SET TASK: In the entries below, count every line containing "Registro". Reply with the number alone.

★ ★ ★

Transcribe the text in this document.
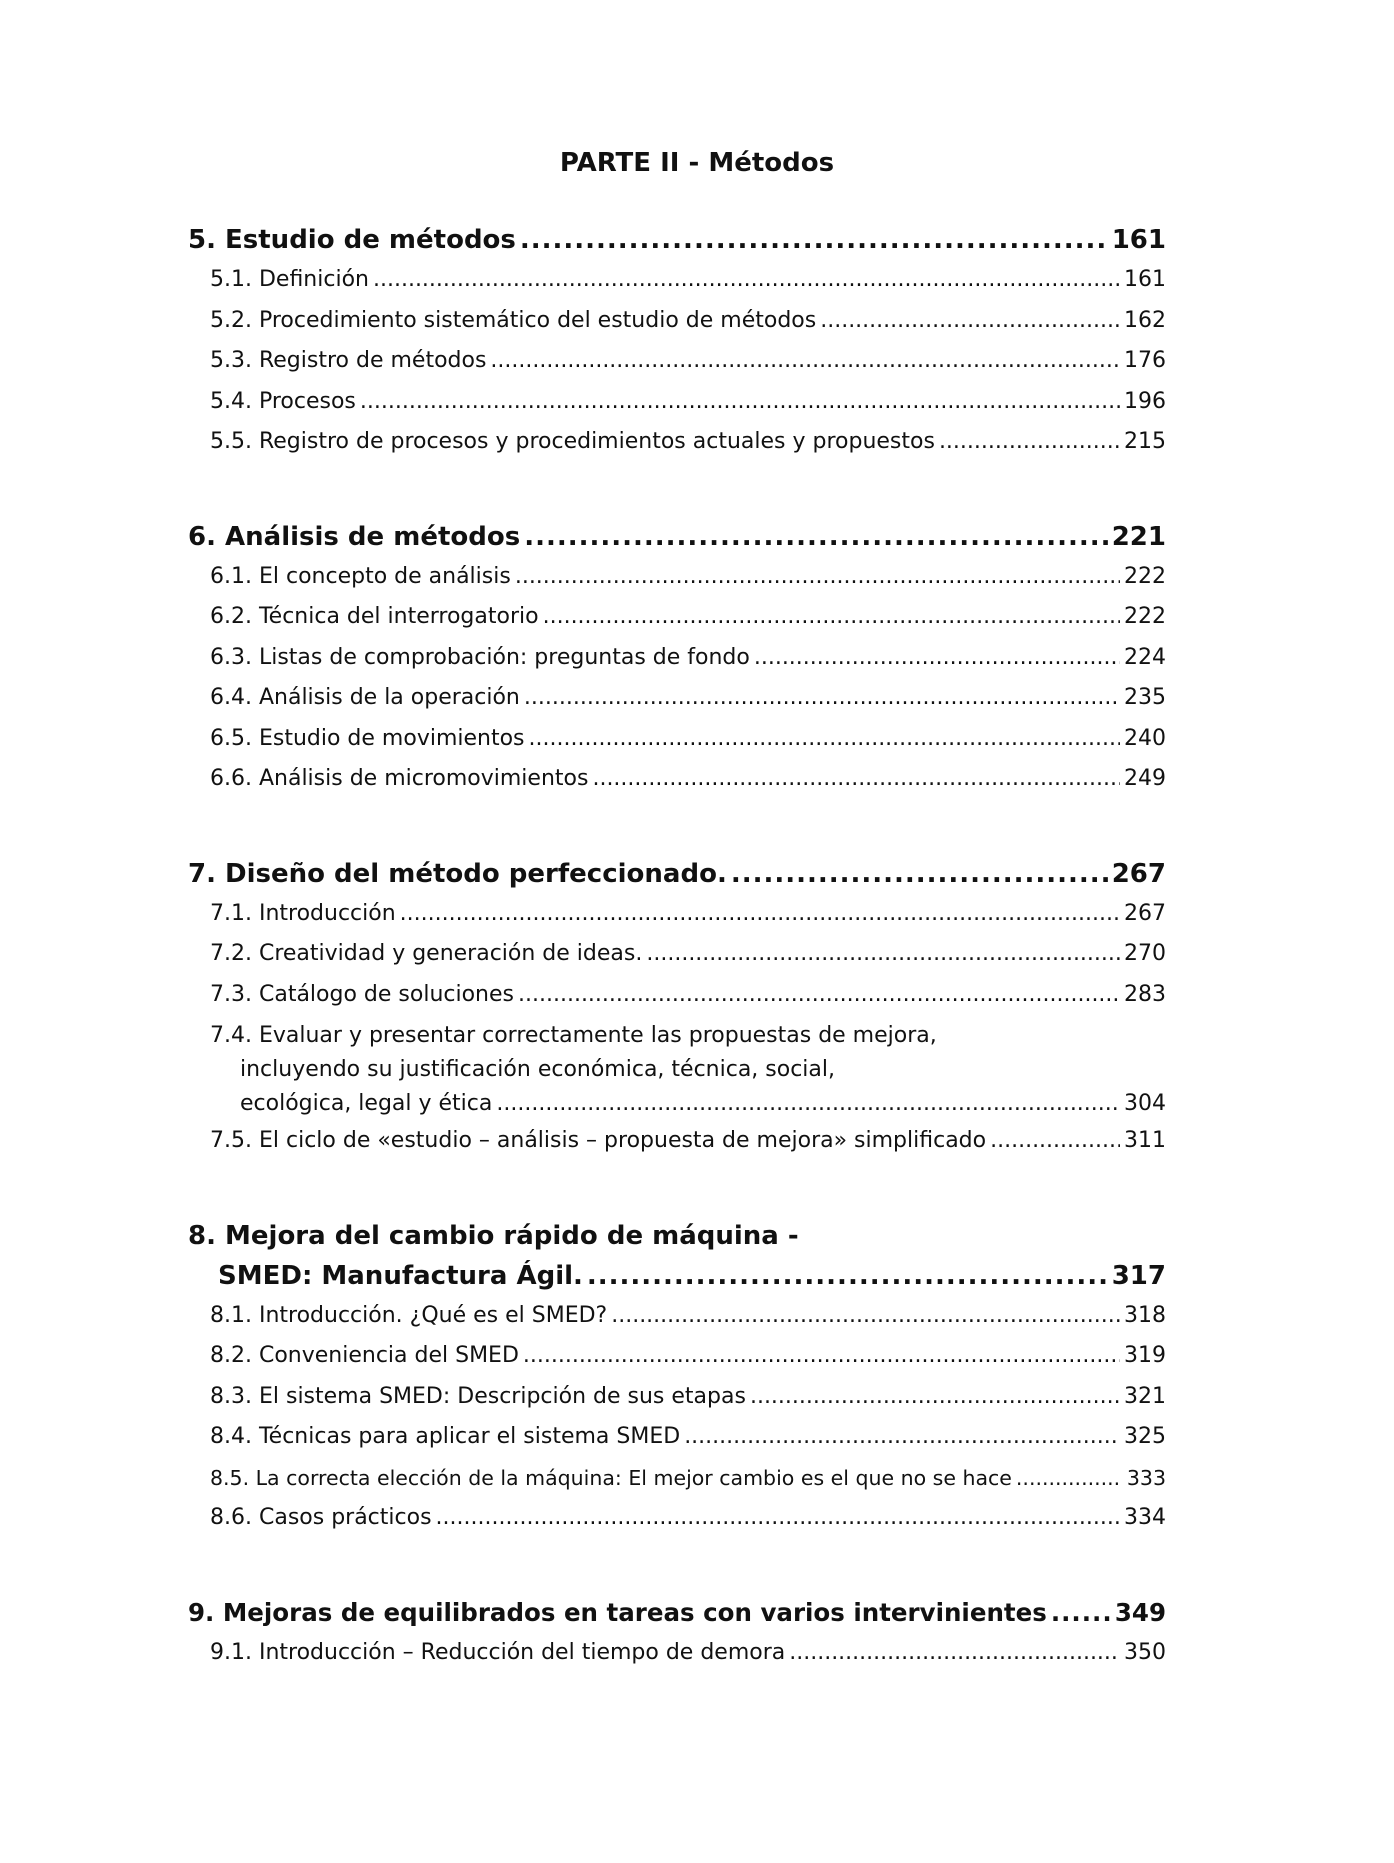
PARTE II - Métodos
5. Estudio de métodos .....	161
5.1. Definición .....	161
5.2. Procedimiento sistemático del estudio de métodos .....	162
5.3. Registro de métodos .....	176
5.4. Procesos .....	196
5.5. Registro de procesos y procedimientos actuales y propuestos .....	215
6. Análisis de métodos .....	221
6.1. El concepto de análisis .....	222
6.2. Técnica del interrogatorio .....	222
6.3. Listas de comprobación: preguntas de fondo .....	224
6.4. Análisis de la operación .....	235
6.5. Estudio de movimientos .....	240
6.6. Análisis de micromovimientos .....	249
7. Diseño del método perfeccionado. .....	267
7.1. Introducción .....	267
7.2. Creatividad y generación de ideas. .....	270
7.3. Catálogo de soluciones .....	283
7.4. Evaluar y presentar correctamente las propuestas de mejora,
incluyendo su justificación económica, técnica, social,
ecológica, legal y ética .....	304
7.5. El ciclo de «estudio – análisis – propuesta de mejora» simplificado .....	311
8. Mejora del cambio rápido de máquina -
SMED: Manufactura Ágil. .....	317
8.1. Introducción. ¿Qué es el SMED? .....	318
8.2. Conveniencia del SMED .....	319
8.3. El sistema SMED: Descripción de sus etapas .....	321
8.4. Técnicas para aplicar el sistema SMED .....	325
8.5. La correcta elección de la máquina: El mejor cambio es el que no se hace .....	333
8.6. Casos prácticos .....	334
9. Mejoras de equilibrados en tareas con varios intervinientes .....	349
9.1. Introducción – Reducción del tiempo de demora .....	350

★ ★ ★

PROBLEM SOLUTION: 2